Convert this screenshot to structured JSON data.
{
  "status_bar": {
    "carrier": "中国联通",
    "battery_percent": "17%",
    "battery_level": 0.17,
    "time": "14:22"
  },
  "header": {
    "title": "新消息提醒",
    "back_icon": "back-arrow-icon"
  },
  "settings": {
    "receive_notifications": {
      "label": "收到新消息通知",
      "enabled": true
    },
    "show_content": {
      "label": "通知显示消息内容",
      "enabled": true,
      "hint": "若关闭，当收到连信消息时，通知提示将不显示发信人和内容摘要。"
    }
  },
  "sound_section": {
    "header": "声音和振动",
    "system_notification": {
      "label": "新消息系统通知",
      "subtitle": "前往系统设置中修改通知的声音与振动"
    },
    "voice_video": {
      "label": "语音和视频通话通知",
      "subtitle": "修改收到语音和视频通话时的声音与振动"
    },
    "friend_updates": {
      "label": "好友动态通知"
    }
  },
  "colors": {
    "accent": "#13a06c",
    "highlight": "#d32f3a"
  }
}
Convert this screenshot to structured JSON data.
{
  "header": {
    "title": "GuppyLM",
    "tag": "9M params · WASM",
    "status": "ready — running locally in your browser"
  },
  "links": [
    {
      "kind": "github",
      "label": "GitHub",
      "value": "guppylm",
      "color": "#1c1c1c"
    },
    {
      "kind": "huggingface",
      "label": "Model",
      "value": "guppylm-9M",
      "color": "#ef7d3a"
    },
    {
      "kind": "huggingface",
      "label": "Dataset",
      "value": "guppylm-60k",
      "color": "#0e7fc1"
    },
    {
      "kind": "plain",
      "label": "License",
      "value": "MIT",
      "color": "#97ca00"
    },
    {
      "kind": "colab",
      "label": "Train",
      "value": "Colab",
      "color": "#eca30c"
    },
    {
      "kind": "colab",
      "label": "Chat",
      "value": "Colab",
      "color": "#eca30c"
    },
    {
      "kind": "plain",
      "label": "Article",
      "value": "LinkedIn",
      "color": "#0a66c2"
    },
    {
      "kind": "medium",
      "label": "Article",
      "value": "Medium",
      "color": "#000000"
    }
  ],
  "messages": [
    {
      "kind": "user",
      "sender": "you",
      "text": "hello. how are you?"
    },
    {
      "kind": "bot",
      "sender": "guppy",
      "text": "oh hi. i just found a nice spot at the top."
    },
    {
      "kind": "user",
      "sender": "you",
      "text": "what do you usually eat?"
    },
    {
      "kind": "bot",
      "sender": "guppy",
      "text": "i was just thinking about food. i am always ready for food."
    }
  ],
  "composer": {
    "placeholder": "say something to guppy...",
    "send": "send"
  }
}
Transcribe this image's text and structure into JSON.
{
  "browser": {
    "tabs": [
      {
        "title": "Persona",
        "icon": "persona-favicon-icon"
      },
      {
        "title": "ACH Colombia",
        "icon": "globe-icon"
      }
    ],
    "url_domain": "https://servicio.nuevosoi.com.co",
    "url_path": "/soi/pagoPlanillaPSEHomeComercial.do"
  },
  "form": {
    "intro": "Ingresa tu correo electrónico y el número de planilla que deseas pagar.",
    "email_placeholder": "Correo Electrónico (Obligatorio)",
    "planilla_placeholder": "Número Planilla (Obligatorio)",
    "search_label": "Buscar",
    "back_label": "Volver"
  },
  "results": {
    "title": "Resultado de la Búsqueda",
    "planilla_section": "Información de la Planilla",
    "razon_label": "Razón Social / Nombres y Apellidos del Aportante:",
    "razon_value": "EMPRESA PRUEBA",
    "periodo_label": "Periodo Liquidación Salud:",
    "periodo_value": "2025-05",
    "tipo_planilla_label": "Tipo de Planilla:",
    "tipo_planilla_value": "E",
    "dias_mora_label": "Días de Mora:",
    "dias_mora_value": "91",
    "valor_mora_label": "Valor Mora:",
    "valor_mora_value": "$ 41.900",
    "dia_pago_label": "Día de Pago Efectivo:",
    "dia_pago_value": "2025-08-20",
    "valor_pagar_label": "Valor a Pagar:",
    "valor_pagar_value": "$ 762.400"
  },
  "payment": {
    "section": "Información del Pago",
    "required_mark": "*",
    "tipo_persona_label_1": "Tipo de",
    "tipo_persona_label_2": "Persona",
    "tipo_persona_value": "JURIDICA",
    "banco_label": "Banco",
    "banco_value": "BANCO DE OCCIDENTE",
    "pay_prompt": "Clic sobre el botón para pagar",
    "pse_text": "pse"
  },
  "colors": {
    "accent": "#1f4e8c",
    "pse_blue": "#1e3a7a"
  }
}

What is expected: Collect each line holding the string "Obligatorio".

Task solution:
    "email_placeholder": "Correo Electrónico (Obligatorio)",
    "planilla_placeholder": "Número Planilla (Obligatorio)",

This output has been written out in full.